## TASK REQUIREMENTS
Take every line where the string "acqua" appears and copy it.

## MATERIAL SUPPLIED
=-=-=
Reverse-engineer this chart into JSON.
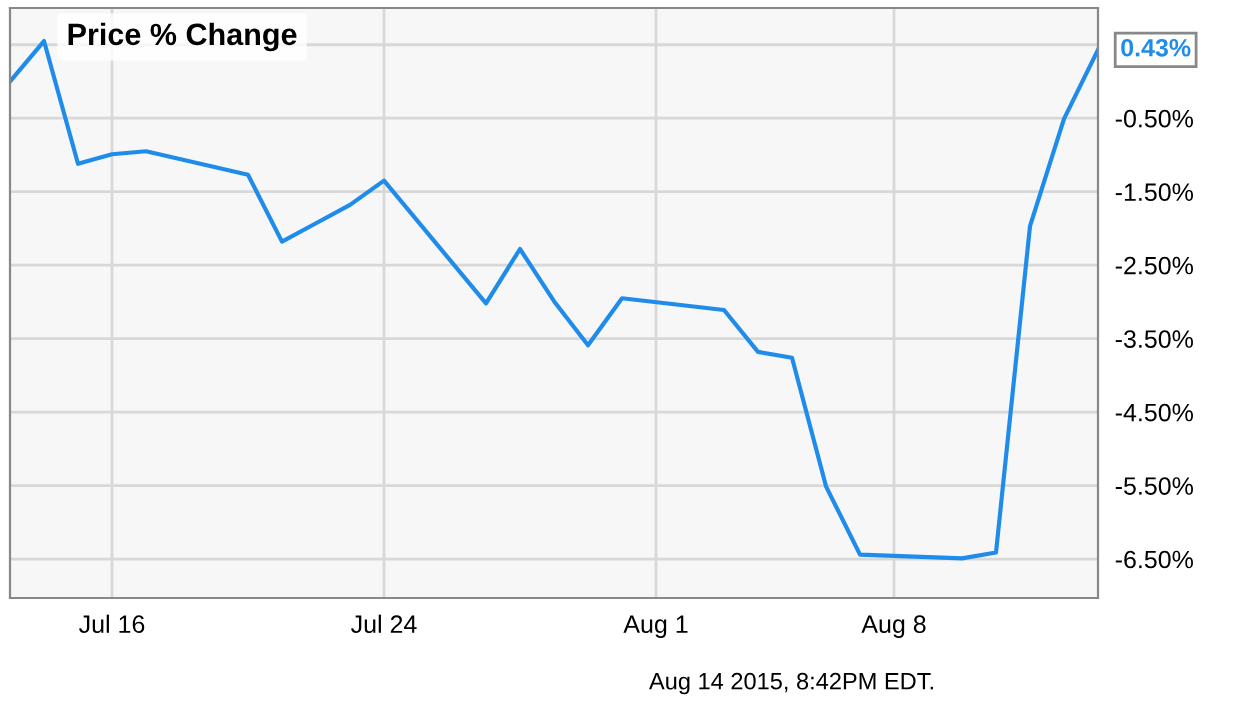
{
  "chart_data": {
    "type": "line",
    "title": "Price % Change",
    "x": [
      "2015-07-13",
      "2015-07-14",
      "2015-07-15",
      "2015-07-16",
      "2015-07-17",
      "2015-07-20",
      "2015-07-21",
      "2015-07-22",
      "2015-07-23",
      "2015-07-24",
      "2015-07-27",
      "2015-07-28",
      "2015-07-29",
      "2015-07-30",
      "2015-07-31",
      "2015-08-03",
      "2015-08-04",
      "2015-08-05",
      "2015-08-06",
      "2015-08-07",
      "2015-08-10",
      "2015-08-11",
      "2015-08-12",
      "2015-08-13",
      "2015-08-14"
    ],
    "series": [
      {
        "color": "#1f8ceb",
        "values": [
          0.0,
          0.55,
          -1.12,
          -0.99,
          -0.95,
          -1.27,
          -2.18,
          -1.93,
          -1.68,
          -1.35,
          -3.02,
          -2.28,
          -2.99,
          -3.59,
          -2.95,
          -3.11,
          -3.68,
          -3.76,
          -5.51,
          -6.44,
          -6.49,
          -6.41,
          -1.97,
          -0.51,
          0.43
        ]
      }
    ],
    "xlim": [
      "2015-07-13",
      "2015-08-14"
    ],
    "xticks": [
      {
        "value": "2015-07-16",
        "label": "Jul 16"
      },
      {
        "value": "2015-07-24",
        "label": "Jul 24"
      },
      {
        "value": "2015-08-01",
        "label": "Aug 1"
      },
      {
        "value": "2015-08-08",
        "label": "Aug 8"
      }
    ],
    "ylim": [
      -7.03,
      1.0
    ],
    "yticks": [
      {
        "value": -6.5,
        "label": "-6.50%"
      },
      {
        "value": -5.5,
        "label": "-5.50%"
      },
      {
        "value": -4.5,
        "label": "-4.50%"
      },
      {
        "value": -3.5,
        "label": "-3.50%"
      },
      {
        "value": -2.5,
        "label": "-2.50%"
      },
      {
        "value": -1.5,
        "label": "-1.50%"
      },
      {
        "value": -0.5,
        "label": "-0.50%"
      },
      {
        "value": 0.5,
        "label": null
      }
    ],
    "grid": true,
    "marker": "none",
    "line_style": "solid",
    "legend": false,
    "annotations": [
      {
        "text": "0.43%",
        "x": "2015-08-14",
        "y": 0.43
      },
      "Aug 14 2015, 8:42PM EDT."
    ]
  }
}
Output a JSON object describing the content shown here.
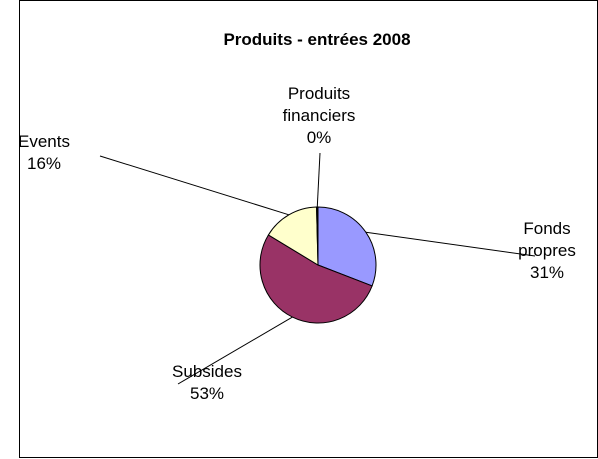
{
  "chart_data": {
    "type": "pie",
    "title": "Produits - entrées 2008",
    "slices": [
      {
        "label": [
          "Fonds",
          "propres"
        ],
        "percent_label": "31%",
        "value": 31,
        "color": "#9999ff"
      },
      {
        "label": [
          "Subsides"
        ],
        "percent_label": "53%",
        "value": 53,
        "color": "#993366"
      },
      {
        "label": [
          "Events"
        ],
        "percent_label": "16%",
        "value": 16,
        "color": "#ffffcc"
      },
      {
        "label": [
          "Produits",
          "financiers"
        ],
        "percent_label": "0%",
        "value": 0.4,
        "color": "#000000"
      }
    ],
    "legend": "none"
  }
}
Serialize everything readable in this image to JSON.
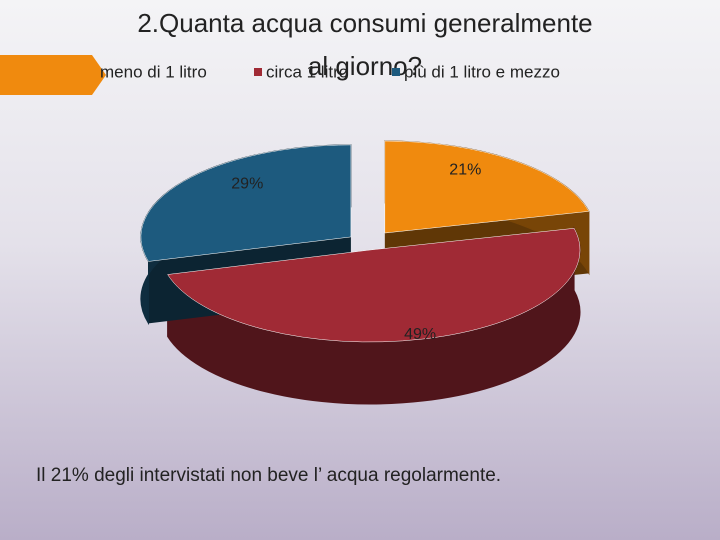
{
  "chart_data": {
    "type": "pie3d",
    "title": [
      "2.Quanta acqua consumi generalmente",
      "al giorno?"
    ],
    "categories": [
      "meno di 1 litro",
      "circa 1 litro",
      "più di 1 litro e mezzo"
    ],
    "values": [
      21,
      49,
      29
    ],
    "value_labels": [
      "21%",
      "49%",
      "29%"
    ],
    "colors": [
      "#f08a0e",
      "#a02a35",
      "#1d5a7e"
    ],
    "explode": [
      true,
      false,
      true
    ],
    "note": "Il 21% degli intervistati non beve l’ acqua regolarmente."
  }
}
=-=-=
## SOLUTION FOR THIS PROBLEM
      "2.Quanta acqua consumi generalmente",
    "note": "Il 21% degli intervistati non beve l’ acqua regolarmente."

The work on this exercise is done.